--- Dataset extract ---
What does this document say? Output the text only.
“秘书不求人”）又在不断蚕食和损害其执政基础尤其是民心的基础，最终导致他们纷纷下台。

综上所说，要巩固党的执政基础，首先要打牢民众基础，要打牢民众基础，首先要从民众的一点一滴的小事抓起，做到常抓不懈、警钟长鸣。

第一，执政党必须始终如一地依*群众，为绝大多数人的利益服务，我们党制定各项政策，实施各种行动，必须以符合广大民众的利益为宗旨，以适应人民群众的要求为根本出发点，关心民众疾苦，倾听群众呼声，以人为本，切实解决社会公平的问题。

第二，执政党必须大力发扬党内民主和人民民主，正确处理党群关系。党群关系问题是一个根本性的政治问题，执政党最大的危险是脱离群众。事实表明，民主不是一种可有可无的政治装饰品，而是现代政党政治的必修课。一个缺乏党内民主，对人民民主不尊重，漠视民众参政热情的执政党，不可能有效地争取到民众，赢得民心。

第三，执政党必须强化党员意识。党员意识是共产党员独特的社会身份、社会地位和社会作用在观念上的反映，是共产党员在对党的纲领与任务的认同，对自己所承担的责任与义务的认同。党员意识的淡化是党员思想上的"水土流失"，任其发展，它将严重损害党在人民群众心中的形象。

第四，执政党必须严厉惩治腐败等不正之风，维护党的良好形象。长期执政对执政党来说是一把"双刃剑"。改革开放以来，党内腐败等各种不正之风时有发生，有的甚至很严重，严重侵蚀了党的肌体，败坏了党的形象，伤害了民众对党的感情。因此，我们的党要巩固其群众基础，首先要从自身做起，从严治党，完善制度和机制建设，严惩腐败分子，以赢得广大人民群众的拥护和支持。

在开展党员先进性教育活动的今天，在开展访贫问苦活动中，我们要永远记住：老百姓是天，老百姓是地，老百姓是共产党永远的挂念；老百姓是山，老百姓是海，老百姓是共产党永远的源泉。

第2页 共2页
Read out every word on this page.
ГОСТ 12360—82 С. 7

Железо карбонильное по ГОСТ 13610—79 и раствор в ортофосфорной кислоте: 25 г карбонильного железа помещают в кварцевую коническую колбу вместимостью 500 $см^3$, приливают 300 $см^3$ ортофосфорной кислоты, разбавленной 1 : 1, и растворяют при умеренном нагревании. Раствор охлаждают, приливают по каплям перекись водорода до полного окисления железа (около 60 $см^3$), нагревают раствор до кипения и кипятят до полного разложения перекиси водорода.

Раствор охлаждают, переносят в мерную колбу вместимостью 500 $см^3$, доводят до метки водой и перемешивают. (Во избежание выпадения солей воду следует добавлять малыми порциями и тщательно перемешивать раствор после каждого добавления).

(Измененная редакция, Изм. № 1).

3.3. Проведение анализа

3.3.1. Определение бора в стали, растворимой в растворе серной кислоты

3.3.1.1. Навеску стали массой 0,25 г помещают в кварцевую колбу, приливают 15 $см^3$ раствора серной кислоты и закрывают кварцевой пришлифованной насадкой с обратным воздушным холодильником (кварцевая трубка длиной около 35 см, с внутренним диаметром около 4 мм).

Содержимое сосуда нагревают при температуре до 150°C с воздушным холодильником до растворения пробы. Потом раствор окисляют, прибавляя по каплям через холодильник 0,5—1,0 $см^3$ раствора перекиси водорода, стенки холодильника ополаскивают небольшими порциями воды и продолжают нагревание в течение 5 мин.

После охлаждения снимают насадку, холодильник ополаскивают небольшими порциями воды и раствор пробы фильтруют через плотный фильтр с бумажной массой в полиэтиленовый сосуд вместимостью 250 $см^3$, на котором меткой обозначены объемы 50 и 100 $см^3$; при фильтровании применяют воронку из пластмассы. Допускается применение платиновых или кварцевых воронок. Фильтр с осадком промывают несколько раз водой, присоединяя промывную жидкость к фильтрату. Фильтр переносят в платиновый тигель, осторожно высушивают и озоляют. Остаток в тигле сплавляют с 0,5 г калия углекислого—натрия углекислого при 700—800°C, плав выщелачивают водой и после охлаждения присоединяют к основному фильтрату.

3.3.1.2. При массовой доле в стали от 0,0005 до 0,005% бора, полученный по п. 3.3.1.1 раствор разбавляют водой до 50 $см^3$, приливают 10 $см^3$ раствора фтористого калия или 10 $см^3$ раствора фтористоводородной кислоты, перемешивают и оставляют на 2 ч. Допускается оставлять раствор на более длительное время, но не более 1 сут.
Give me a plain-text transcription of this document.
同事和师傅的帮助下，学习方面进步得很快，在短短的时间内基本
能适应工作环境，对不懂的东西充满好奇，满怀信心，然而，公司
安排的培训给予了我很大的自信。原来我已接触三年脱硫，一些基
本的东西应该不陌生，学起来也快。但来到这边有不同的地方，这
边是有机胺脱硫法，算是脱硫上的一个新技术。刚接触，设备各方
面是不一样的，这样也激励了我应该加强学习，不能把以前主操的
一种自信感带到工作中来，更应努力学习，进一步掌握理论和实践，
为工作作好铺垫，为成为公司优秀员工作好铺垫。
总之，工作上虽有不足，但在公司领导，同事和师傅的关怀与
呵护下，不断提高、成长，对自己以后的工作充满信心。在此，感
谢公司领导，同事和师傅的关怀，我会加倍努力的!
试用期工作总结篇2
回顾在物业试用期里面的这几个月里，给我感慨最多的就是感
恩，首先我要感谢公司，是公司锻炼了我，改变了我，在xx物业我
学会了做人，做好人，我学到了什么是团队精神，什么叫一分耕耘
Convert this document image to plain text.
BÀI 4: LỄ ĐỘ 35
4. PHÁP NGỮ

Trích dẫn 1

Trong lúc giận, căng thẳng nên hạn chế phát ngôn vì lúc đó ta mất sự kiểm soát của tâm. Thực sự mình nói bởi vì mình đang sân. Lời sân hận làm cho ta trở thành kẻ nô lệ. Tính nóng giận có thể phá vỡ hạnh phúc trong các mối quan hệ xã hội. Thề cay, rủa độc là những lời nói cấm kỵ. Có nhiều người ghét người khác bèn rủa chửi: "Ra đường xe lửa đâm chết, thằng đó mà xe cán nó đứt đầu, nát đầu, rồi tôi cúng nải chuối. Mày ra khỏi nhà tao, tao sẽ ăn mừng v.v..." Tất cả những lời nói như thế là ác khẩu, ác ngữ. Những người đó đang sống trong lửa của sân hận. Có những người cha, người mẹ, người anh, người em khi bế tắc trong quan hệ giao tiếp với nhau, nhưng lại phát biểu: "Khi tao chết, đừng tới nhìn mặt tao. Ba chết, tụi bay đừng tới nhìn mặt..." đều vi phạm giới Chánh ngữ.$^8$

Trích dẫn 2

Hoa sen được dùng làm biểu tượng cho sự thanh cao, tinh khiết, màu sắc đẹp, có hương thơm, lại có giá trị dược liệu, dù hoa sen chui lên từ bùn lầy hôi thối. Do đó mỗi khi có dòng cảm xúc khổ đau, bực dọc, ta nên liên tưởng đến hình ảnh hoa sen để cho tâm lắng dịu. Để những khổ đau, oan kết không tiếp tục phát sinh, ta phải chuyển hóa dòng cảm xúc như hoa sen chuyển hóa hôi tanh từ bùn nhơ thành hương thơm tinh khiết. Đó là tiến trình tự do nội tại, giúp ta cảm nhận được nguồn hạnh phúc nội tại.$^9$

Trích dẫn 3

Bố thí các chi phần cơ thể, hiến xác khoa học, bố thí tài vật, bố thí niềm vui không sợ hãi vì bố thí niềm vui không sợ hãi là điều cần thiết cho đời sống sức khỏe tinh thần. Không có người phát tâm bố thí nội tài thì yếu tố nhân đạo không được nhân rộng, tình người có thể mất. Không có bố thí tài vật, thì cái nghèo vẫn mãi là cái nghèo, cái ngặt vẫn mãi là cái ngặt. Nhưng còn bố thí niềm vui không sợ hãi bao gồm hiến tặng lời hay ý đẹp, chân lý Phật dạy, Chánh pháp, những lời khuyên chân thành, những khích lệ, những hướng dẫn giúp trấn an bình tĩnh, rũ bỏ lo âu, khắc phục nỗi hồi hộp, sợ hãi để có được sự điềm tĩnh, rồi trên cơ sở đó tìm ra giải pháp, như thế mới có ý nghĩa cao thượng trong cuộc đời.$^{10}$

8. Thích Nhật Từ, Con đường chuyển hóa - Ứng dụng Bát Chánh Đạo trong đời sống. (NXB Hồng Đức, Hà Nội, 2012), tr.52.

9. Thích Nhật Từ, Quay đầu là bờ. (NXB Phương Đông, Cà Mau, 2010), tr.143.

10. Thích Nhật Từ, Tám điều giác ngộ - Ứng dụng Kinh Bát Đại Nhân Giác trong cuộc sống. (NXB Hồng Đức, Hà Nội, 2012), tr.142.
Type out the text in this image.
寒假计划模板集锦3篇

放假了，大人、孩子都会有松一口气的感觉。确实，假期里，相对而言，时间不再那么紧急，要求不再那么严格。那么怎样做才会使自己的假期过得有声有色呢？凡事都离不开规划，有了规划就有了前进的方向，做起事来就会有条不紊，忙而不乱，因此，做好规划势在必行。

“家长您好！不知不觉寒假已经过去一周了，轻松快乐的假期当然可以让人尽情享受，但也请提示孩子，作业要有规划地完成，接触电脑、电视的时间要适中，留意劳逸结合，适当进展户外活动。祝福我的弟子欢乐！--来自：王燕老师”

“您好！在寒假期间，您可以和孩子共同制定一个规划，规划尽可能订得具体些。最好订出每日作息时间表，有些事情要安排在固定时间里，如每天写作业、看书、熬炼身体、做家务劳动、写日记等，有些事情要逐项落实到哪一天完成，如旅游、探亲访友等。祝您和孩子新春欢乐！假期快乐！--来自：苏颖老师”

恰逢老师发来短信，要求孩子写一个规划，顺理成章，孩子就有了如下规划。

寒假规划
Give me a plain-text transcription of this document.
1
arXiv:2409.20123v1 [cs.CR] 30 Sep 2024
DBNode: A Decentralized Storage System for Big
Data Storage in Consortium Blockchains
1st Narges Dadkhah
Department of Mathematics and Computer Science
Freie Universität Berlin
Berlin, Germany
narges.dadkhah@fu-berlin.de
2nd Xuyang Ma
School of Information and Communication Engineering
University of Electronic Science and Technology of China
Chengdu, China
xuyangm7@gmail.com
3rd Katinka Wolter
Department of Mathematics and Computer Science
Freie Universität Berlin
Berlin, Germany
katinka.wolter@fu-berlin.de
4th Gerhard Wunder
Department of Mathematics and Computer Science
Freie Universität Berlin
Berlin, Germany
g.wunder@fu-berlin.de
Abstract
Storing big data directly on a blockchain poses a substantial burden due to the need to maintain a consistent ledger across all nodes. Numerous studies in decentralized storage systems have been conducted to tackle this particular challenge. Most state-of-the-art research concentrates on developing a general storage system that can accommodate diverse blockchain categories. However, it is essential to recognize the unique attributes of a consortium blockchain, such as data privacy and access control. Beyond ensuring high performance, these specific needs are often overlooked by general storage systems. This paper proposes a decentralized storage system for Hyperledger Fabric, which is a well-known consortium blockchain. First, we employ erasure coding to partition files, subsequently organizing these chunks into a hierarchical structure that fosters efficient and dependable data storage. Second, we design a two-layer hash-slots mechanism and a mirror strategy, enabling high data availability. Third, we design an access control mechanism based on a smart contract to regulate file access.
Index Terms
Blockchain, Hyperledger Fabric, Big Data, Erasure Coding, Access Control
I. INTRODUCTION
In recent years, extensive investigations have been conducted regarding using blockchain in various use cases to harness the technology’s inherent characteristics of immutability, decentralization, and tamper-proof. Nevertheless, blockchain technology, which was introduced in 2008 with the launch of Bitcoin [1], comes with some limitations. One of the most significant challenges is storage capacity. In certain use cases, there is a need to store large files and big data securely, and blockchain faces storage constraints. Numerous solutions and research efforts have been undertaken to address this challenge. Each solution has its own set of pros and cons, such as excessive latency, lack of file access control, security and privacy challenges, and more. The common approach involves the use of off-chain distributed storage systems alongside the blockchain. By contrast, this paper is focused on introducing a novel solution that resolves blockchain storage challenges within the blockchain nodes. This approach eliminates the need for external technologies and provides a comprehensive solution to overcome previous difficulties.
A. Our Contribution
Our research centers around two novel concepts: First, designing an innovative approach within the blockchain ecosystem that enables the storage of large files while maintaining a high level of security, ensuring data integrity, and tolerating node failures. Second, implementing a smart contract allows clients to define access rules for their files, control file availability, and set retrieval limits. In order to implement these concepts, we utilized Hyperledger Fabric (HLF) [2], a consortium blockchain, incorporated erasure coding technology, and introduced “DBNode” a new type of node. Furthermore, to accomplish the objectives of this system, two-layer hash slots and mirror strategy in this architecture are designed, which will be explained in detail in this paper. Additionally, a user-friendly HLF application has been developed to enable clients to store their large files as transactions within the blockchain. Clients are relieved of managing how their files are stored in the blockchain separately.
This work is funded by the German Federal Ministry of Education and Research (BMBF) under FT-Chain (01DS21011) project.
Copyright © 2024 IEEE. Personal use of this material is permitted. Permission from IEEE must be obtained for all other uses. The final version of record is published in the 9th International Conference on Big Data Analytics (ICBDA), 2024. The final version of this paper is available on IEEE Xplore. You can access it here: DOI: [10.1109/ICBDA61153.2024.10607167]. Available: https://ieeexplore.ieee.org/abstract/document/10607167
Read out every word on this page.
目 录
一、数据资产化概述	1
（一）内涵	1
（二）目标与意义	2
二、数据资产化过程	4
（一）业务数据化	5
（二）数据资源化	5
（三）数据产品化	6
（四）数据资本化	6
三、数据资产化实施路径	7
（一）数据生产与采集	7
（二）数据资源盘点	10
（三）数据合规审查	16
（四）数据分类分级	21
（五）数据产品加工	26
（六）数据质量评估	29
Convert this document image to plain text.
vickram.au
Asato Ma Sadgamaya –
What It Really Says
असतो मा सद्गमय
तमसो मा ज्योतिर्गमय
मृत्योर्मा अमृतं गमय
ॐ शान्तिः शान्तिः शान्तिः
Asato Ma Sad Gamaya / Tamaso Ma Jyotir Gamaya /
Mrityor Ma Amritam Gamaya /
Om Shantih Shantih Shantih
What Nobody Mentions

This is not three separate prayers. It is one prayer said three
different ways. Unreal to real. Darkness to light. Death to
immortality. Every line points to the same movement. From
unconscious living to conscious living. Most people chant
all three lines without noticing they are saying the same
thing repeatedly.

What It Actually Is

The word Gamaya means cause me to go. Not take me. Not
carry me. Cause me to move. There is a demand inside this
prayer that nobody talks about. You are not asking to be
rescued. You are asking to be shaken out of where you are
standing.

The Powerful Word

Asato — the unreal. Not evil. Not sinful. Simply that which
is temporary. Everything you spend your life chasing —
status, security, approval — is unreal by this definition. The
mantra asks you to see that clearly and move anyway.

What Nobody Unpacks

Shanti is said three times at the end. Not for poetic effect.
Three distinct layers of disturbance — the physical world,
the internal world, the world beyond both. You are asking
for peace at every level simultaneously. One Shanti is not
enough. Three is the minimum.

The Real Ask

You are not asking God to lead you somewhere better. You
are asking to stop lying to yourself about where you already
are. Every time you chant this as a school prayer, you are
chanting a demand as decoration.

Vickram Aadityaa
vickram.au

--- Set exercise ---
Tally how many lines in the material above hold the word "What". Write only that number.

--- Answer for the task ---
5